▶ [WRITTEN EXERCISE]: Reproduce the complete listing without any deviation.

▶ [STORED DATA]:
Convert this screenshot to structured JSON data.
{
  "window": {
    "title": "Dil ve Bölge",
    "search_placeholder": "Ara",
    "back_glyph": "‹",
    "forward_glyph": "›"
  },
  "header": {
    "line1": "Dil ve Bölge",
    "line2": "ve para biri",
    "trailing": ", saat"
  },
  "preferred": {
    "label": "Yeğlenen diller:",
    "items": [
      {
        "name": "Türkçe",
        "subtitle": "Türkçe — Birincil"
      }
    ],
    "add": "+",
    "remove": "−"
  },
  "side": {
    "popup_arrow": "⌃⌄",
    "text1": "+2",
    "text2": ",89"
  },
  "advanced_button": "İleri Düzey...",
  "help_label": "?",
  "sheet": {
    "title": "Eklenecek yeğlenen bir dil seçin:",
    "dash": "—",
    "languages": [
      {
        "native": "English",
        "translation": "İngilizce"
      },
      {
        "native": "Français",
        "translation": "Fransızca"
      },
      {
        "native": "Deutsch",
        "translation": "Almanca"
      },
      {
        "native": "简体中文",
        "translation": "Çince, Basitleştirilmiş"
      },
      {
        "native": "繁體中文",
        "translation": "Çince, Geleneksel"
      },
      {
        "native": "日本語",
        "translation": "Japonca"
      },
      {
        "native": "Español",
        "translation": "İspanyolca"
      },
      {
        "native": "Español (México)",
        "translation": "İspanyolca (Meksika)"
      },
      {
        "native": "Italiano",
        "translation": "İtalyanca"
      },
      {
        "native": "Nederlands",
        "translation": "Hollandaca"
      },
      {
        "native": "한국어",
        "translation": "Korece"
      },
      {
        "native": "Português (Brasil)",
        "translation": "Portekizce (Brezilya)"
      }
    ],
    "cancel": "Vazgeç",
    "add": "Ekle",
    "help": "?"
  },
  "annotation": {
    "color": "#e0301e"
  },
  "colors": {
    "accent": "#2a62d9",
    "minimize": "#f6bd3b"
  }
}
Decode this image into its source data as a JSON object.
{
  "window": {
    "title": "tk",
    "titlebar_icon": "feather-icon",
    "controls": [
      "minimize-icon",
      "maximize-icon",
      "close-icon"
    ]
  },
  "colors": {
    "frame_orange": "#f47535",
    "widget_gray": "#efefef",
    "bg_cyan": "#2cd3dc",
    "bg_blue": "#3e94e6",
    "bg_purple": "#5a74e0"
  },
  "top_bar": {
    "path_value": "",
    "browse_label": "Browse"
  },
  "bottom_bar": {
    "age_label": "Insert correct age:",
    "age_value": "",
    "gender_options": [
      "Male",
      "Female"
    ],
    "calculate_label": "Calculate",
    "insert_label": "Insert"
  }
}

▶ [FINAL ANSWER]:
Convert this screenshot to structured JSON data.
{
  "window": {
    "title": "Dil ve Bölge",
    "search_placeholder": "Ara",
    "back_glyph": "‹",
    "forward_glyph": "›"
  },
  "header": {
    "line1": "Dil ve Bölge",
    "line2": "ve para biri",
    "trailing": ", saat"
  },
  "preferred": {
    "label": "Yeğlenen diller:",
    "items": [
      {
        "name": "Türkçe",
        "subtitle": "Türkçe — Birincil"
      }
    ],
    "add": "+",
    "remove": "−"
  },
  "side": {
    "popup_arrow": "⌃⌄",
    "text1": "+2",
    "text2": ",89"
  },
  "advanced_button": "İleri Düzey...",
  "help_label": "?",
  "sheet": {
    "title": "Eklenecek yeğlenen bir dil seçin:",
    "dash": "—",
    "languages": [
      {
        "native": "English",
        "translation": "İngilizce"
      },
      {
        "native": "Français",
        "translation": "Fransızca"
      },
      {
        "native": "Deutsch",
        "translation": "Almanca"
      },
      {
        "native": "简体中文",
        "translation": "Çince, Basitleştirilmiş"
      },
      {
        "native": "繁體中文",
        "translation": "Çince, Geleneksel"
      },
      {
        "native": "日本語",
        "translation": "Japonca"
      },
      {
        "native": "Español",
        "translation": "İspanyolca"
      },
      {
        "native": "Español (México)",
        "translation": "İspanyolca (Meksika)"
      },
      {
        "native": "Italiano",
        "translation": "İtalyanca"
      },
      {
        "native": "Nederlands",
        "translation": "Hollandaca"
      },
      {
        "native": "한국어",
        "translation": "Korece"
      },
      {
        "native": "Português (Brasil)",
        "translation": "Portekizce (Brezilya)"
      }
    ],
    "cancel": "Vazgeç",
    "add": "Ekle",
    "help": "?"
  },
  "annotation": {
    "color": "#e0301e"
  },
  "colors": {
    "accent": "#2a62d9",
    "minimize": "#f6bd3b"
  }
}
Decode this image into its source data as a JSON object.
{
  "window": {
    "title": "tk",
    "titlebar_icon": "feather-icon",
    "controls": [
      "minimize-icon",
      "maximize-icon",
      "close-icon"
    ]
  },
  "colors": {
    "frame_orange": "#f47535",
    "widget_gray": "#efefef",
    "bg_cyan": "#2cd3dc",
    "bg_blue": "#3e94e6",
    "bg_purple": "#5a74e0"
  },
  "top_bar": {
    "path_value": "",
    "browse_label": "Browse"
  },
  "bottom_bar": {
    "age_label": "Insert correct age:",
    "age_value": "",
    "gender_options": [
      "Male",
      "Female"
    ],
    "calculate_label": "Calculate",
    "insert_label": "Insert"
  }
}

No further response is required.